begin Given entries
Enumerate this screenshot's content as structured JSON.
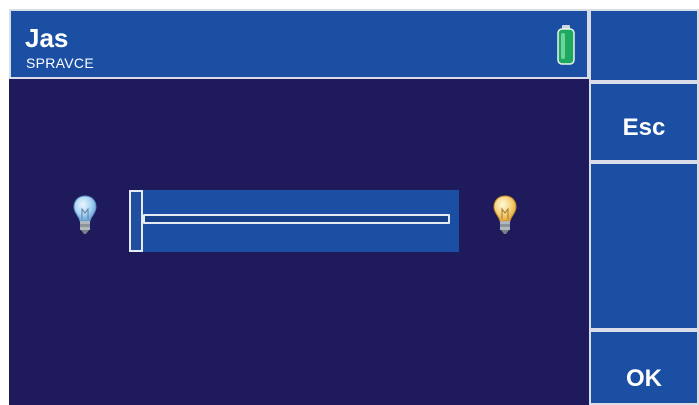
{
  "header": {
    "title": "Jas",
    "subtitle": "SPRAVCE"
  },
  "buttons": {
    "esc_label": "Esc",
    "ok_label": "OK"
  },
  "brightness": {
    "level": 0.0
  },
  "icons": {
    "battery": "battery-icon",
    "dim": "bulb-dim-icon",
    "bright": "bulb-bright-icon"
  },
  "colors": {
    "background": "#1f1a5c",
    "panel": "#1a4fa3",
    "border": "#d8dde8",
    "battery": "#2fbf71"
  }
}
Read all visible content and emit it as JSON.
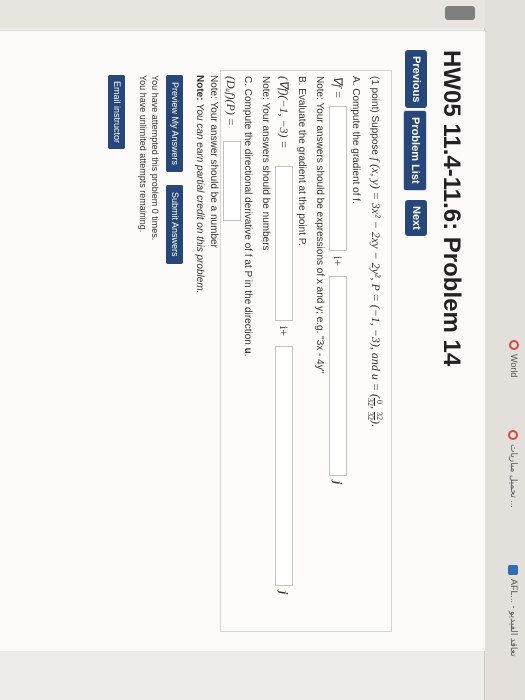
{
  "bookmarks": {
    "item1": "AFL... - تعاقد الفيديو",
    "item2": "تحميل مباريات ...",
    "item3": "World"
  },
  "colors": {
    "accent": "#27477a",
    "bookmark_icon": "#2f6db5"
  },
  "header": {
    "title": "HW05 11.4-11.6: Problem 14"
  },
  "nav": {
    "previous": "Previous",
    "problem_list": "Problem List",
    "next": "Next"
  },
  "problem": {
    "intro": "(1 point) Suppose",
    "func": "f (x, y) = 3x² − 2xy − 2y²,  P = (−1, −3), and u = (",
    "u_frac1_num": "0",
    "u_frac1_den": "32",
    "u_frac2_num": "32",
    "u_frac2_den": "32",
    "func_end": ").",
    "partA": "A. Compute the gradient of f.",
    "grad_label": "∇f =",
    "unit_i": "i+",
    "unit_j": "j",
    "noteA": "Note: Your answers should be expressions of x and y; e.g. \"3x - 4y\"",
    "partB": "B. Evaluate the gradient at the point P.",
    "grad_at_label": "(∇f)(−1, −3) =",
    "noteB": "Note: Your answers should be numbers",
    "partC_prefix": "C. Compute the directional derivative of f at P in the direction ",
    "partC_u": "u",
    "partC_end": ".",
    "dir_label": "(Dᵤf)(P) =",
    "noteC": "Note: Your answer should be a number"
  },
  "footer": {
    "note_label": "Note:",
    "note_text": "You can earn partial credit on this problem.",
    "preview": "Preview My Answers",
    "submit": "Submit Answers",
    "attempts1": "You have attempted this problem 0 times.",
    "attempts2": "You have unlimited attempts remaining.",
    "email": "Email instructor"
  }
}
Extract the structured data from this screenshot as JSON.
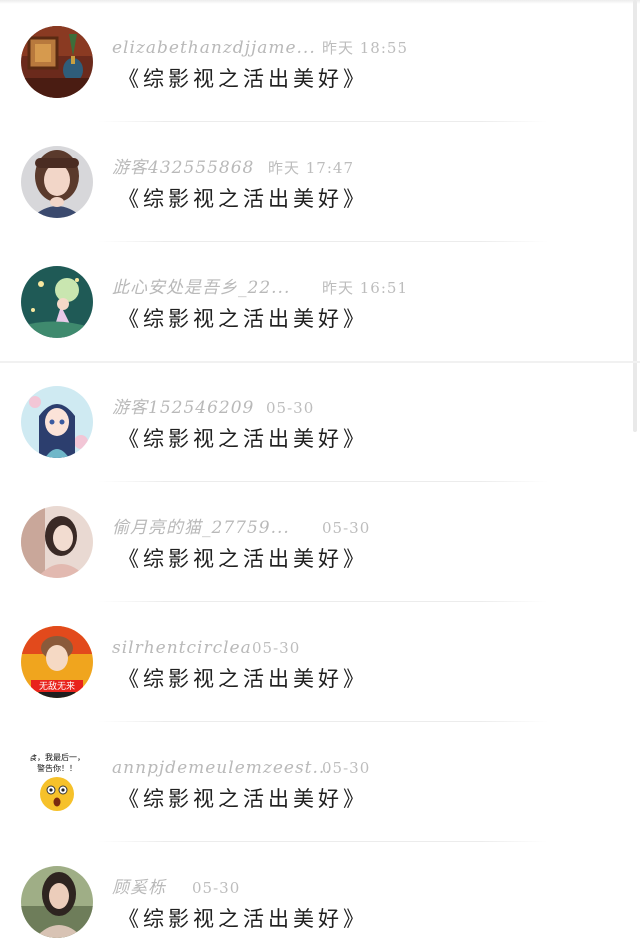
end Given entries
**What to produce**
From the data above, write out everything exactly except the pictures.

**The result**
Enumerate this screenshot's content as structured JSON.
{
  "header": {
    "title": "Jas",
    "subtitle": "SPRAVCE"
  },
  "buttons": {
    "esc_label": "Esc",
    "ok_label": "OK"
  },
  "brightness": {
    "level": 0.0
  },
  "icons": {
    "battery": "battery-icon",
    "dim": "bulb-dim-icon",
    "bright": "bulb-bright-icon"
  },
  "colors": {
    "background": "#1f1a5c",
    "panel": "#1a4fa3",
    "border": "#d8dde8",
    "battery": "#2fbf71"
  }
}
Read all visible content and emit it as JSON.
{
  "bookmarks": {
    "item1": "AFL... - تعاقد الفيديو",
    "item2": "تحميل مباريات ...",
    "item3": "World"
  },
  "colors": {
    "accent": "#27477a",
    "bookmark_icon": "#2f6db5"
  },
  "header": {
    "title": "HW05 11.4-11.6: Problem 14"
  },
  "nav": {
    "previous": "Previous",
    "problem_list": "Problem List",
    "next": "Next"
  },
  "problem": {
    "intro": "(1 point) Suppose",
    "func": "f (x, y) = 3x² − 2xy − 2y²,  P = (−1, −3), and u = (",
    "u_frac1_num": "0",
    "u_frac1_den": "32",
    "u_frac2_num": "32",
    "u_frac2_den": "32",
    "func_end": ").",
    "partA": "A. Compute the gradient of f.",
    "grad_label": "∇f =",
    "unit_i": "i+",
    "unit_j": "j",
    "noteA": "Note: Your answers should be expressions of x and y; e.g. \"3x - 4y\"",
    "partB": "B. Evaluate the gradient at the point P.",
    "grad_at_label": "(∇f)(−1, −3) =",
    "noteB": "Note: Your answers should be numbers",
    "partC_prefix": "C. Compute the directional derivative of f at P in the direction ",
    "partC_u": "u",
    "partC_end": ".",
    "dir_label": "(Dᵤf)(P) =",
    "noteC": "Note: Your answer should be a number"
  },
  "footer": {
    "note_label": "Note:",
    "note_text": "You can earn partial credit on this problem.",
    "preview": "Preview My Answers",
    "submit": "Submit Answers",
    "attempts1": "You have attempted this problem 0 times.",
    "attempts2": "You have unlimited attempts remaining.",
    "email": "Email instructor"
  }
}
Extract the structured data from this screenshot as JSON.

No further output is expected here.